§ **What you should do**
Replace every "titlebar" in the rows below with "title-bar", and leave everything else unchanged.

start Records

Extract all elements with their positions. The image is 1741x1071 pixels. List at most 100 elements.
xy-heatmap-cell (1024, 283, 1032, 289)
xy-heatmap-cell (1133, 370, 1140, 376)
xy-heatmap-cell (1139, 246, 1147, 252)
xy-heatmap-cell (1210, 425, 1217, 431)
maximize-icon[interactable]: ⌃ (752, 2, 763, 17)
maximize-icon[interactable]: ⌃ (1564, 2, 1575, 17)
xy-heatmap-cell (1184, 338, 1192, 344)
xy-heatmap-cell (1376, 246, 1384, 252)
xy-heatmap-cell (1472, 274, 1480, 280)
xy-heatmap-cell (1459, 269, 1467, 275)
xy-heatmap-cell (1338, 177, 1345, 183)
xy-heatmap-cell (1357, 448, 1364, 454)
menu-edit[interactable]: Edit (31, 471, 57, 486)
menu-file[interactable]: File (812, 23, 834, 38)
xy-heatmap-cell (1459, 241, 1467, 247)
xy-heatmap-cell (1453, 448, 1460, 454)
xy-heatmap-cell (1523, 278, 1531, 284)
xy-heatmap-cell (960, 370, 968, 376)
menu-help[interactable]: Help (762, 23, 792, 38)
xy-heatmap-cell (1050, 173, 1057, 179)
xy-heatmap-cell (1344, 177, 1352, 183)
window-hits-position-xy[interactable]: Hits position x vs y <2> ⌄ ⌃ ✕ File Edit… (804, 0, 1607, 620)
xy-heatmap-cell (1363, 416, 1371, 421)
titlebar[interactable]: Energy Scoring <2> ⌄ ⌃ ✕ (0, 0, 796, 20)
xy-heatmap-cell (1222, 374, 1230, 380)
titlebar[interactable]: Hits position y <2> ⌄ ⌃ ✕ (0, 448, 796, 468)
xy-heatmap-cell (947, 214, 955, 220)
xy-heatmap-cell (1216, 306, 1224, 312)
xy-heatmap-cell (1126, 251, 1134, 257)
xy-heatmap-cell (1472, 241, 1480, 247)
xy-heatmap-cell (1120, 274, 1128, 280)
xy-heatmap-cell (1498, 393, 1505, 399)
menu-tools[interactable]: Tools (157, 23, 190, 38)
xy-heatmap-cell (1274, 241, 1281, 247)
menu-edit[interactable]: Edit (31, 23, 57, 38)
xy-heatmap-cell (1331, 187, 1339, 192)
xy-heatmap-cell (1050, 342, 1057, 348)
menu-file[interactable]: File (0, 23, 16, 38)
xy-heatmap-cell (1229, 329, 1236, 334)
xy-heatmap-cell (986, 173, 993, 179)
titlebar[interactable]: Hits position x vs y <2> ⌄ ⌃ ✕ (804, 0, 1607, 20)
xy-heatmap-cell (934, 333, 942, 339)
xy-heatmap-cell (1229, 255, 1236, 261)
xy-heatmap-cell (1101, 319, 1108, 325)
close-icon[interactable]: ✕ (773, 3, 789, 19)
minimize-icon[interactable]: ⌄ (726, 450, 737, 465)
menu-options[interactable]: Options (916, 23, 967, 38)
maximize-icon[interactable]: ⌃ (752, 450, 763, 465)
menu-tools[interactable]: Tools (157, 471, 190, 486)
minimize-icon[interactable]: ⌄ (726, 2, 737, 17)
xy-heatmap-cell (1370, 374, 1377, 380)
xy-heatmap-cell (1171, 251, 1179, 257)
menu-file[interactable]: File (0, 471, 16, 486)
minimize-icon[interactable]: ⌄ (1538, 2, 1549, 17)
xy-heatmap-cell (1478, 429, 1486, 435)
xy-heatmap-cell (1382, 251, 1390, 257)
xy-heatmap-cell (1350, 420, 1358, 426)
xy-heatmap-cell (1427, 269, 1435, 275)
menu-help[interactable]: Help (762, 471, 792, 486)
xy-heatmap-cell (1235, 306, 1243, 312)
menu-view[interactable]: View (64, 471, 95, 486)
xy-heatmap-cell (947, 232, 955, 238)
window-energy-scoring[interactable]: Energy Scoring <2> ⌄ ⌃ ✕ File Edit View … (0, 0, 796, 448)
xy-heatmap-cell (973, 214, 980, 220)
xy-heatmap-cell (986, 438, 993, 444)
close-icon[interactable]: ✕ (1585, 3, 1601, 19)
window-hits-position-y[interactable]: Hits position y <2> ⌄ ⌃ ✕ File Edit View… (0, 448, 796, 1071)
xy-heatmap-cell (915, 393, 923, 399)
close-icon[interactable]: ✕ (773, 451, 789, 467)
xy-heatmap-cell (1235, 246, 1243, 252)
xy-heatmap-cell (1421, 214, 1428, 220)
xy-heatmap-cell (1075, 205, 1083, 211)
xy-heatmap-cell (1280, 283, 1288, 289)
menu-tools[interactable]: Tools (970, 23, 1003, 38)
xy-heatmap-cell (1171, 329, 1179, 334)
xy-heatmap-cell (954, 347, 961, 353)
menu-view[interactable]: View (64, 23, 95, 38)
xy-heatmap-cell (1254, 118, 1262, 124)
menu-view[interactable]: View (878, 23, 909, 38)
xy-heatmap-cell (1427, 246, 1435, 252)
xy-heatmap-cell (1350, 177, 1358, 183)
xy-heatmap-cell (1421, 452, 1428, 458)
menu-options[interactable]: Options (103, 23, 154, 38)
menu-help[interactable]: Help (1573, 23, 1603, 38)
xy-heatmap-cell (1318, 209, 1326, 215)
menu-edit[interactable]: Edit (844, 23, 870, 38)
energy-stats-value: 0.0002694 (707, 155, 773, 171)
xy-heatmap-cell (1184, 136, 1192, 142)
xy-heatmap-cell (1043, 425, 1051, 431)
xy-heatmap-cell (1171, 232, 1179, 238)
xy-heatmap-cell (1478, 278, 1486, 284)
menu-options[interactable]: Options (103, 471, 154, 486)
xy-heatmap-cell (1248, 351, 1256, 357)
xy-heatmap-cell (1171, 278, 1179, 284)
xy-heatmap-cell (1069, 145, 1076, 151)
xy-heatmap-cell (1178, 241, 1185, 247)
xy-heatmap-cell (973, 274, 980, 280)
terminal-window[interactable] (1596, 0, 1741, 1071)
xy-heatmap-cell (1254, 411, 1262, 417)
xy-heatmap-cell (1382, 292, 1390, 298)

end Records

§ **Output of the task**
Extract all elements with their positions. The image is 1741x1071 pixels. List at most 100 elements.
xy-heatmap-cell (1024, 283, 1032, 289)
xy-heatmap-cell (1133, 370, 1140, 376)
xy-heatmap-cell (1139, 246, 1147, 252)
xy-heatmap-cell (1210, 425, 1217, 431)
maximize-icon[interactable]: ⌃ (752, 2, 763, 17)
maximize-icon[interactable]: ⌃ (1564, 2, 1575, 17)
xy-heatmap-cell (1184, 338, 1192, 344)
xy-heatmap-cell (1376, 246, 1384, 252)
xy-heatmap-cell (1472, 274, 1480, 280)
xy-heatmap-cell (1459, 269, 1467, 275)
xy-heatmap-cell (1338, 177, 1345, 183)
xy-heatmap-cell (1357, 448, 1364, 454)
menu-edit[interactable]: Edit (31, 471, 57, 486)
menu-file[interactable]: File (812, 23, 834, 38)
xy-heatmap-cell (1459, 241, 1467, 247)
xy-heatmap-cell (1453, 448, 1460, 454)
xy-heatmap-cell (1523, 278, 1531, 284)
xy-heatmap-cell (960, 370, 968, 376)
menu-help[interactable]: Help (762, 23, 792, 38)
xy-heatmap-cell (1050, 173, 1057, 179)
xy-heatmap-cell (1344, 177, 1352, 183)
window-hits-position-xy[interactable]: Hits position x vs y <2> ⌄ ⌃ ✕ File Edit… (804, 0, 1607, 620)
xy-heatmap-cell (1363, 416, 1371, 421)
title-bar[interactable]: Energy Scoring <2> ⌄ ⌃ ✕ (0, 0, 796, 20)
xy-heatmap-cell (1222, 374, 1230, 380)
title-bar[interactable]: Hits position y <2> ⌄ ⌃ ✕ (0, 448, 796, 468)
xy-heatmap-cell (947, 214, 955, 220)
xy-heatmap-cell (1216, 306, 1224, 312)
xy-heatmap-cell (1126, 251, 1134, 257)
xy-heatmap-cell (1472, 241, 1480, 247)
xy-heatmap-cell (1120, 274, 1128, 280)
xy-heatmap-cell (1498, 393, 1505, 399)
menu-tools[interactable]: Tools (157, 23, 190, 38)
xy-heatmap-cell (1274, 241, 1281, 247)
menu-edit[interactable]: Edit (31, 23, 57, 38)
xy-heatmap-cell (1331, 187, 1339, 192)
xy-heatmap-cell (1050, 342, 1057, 348)
menu-file[interactable]: File (0, 23, 16, 38)
xy-heatmap-cell (1229, 329, 1236, 334)
xy-heatmap-cell (986, 173, 993, 179)
title-bar[interactable]: Hits position x vs y <2> ⌄ ⌃ ✕ (804, 0, 1607, 20)
xy-heatmap-cell (934, 333, 942, 339)
xy-heatmap-cell (1229, 255, 1236, 261)
xy-heatmap-cell (1101, 319, 1108, 325)
close-icon[interactable]: ✕ (773, 3, 789, 19)
minimize-icon[interactable]: ⌄ (726, 450, 737, 465)
menu-options[interactable]: Options (916, 23, 967, 38)
maximize-icon[interactable]: ⌃ (752, 450, 763, 465)
menu-tools[interactable]: Tools (157, 471, 190, 486)
minimize-icon[interactable]: ⌄ (726, 2, 737, 17)
xy-heatmap-cell (1370, 374, 1377, 380)
xy-heatmap-cell (1171, 251, 1179, 257)
menu-file[interactable]: File (0, 471, 16, 486)
minimize-icon[interactable]: ⌄ (1538, 2, 1549, 17)
xy-heatmap-cell (1478, 429, 1486, 435)
xy-heatmap-cell (1382, 251, 1390, 257)
xy-heatmap-cell (1350, 420, 1358, 426)
xy-heatmap-cell (1427, 269, 1435, 275)
menu-help[interactable]: Help (762, 471, 792, 486)
xy-heatmap-cell (1235, 306, 1243, 312)
menu-view[interactable]: View (64, 471, 95, 486)
xy-heatmap-cell (947, 232, 955, 238)
window-energy-scoring[interactable]: Energy Scoring <2> ⌄ ⌃ ✕ File Edit View … (0, 0, 796, 448)
xy-heatmap-cell (973, 214, 980, 220)
xy-heatmap-cell (986, 438, 993, 444)
close-icon[interactable]: ✕ (1585, 3, 1601, 19)
window-hits-position-y[interactable]: Hits position y <2> ⌄ ⌃ ✕ File Edit View… (0, 448, 796, 1071)
xy-heatmap-cell (915, 393, 923, 399)
close-icon[interactable]: ✕ (773, 451, 789, 467)
xy-heatmap-cell (1235, 246, 1243, 252)
xy-heatmap-cell (1421, 214, 1428, 220)
xy-heatmap-cell (1075, 205, 1083, 211)
xy-heatmap-cell (1280, 283, 1288, 289)
menu-tools[interactable]: Tools (970, 23, 1003, 38)
xy-heatmap-cell (1171, 329, 1179, 334)
xy-heatmap-cell (954, 347, 961, 353)
menu-view[interactable]: View (64, 23, 95, 38)
xy-heatmap-cell (1254, 118, 1262, 124)
menu-view[interactable]: View (878, 23, 909, 38)
xy-heatmap-cell (1427, 246, 1435, 252)
xy-heatmap-cell (1350, 177, 1358, 183)
xy-heatmap-cell (1421, 452, 1428, 458)
menu-options[interactable]: Options (103, 23, 154, 38)
menu-help[interactable]: Help (1573, 23, 1603, 38)
xy-heatmap-cell (1318, 209, 1326, 215)
menu-edit[interactable]: Edit (844, 23, 870, 38)
energy-stats-value: 0.0002694 (707, 155, 773, 171)
xy-heatmap-cell (1184, 136, 1192, 142)
xy-heatmap-cell (1043, 425, 1051, 431)
xy-heatmap-cell (1171, 232, 1179, 238)
xy-heatmap-cell (1478, 278, 1486, 284)
menu-options[interactable]: Options (103, 471, 154, 486)
xy-heatmap-cell (1248, 351, 1256, 357)
xy-heatmap-cell (1171, 278, 1179, 284)
xy-heatmap-cell (1069, 145, 1076, 151)
xy-heatmap-cell (1178, 241, 1185, 247)
xy-heatmap-cell (973, 274, 980, 280)
terminal-window[interactable] (1596, 0, 1741, 1071)
xy-heatmap-cell (1254, 411, 1262, 417)
xy-heatmap-cell (1382, 292, 1390, 298)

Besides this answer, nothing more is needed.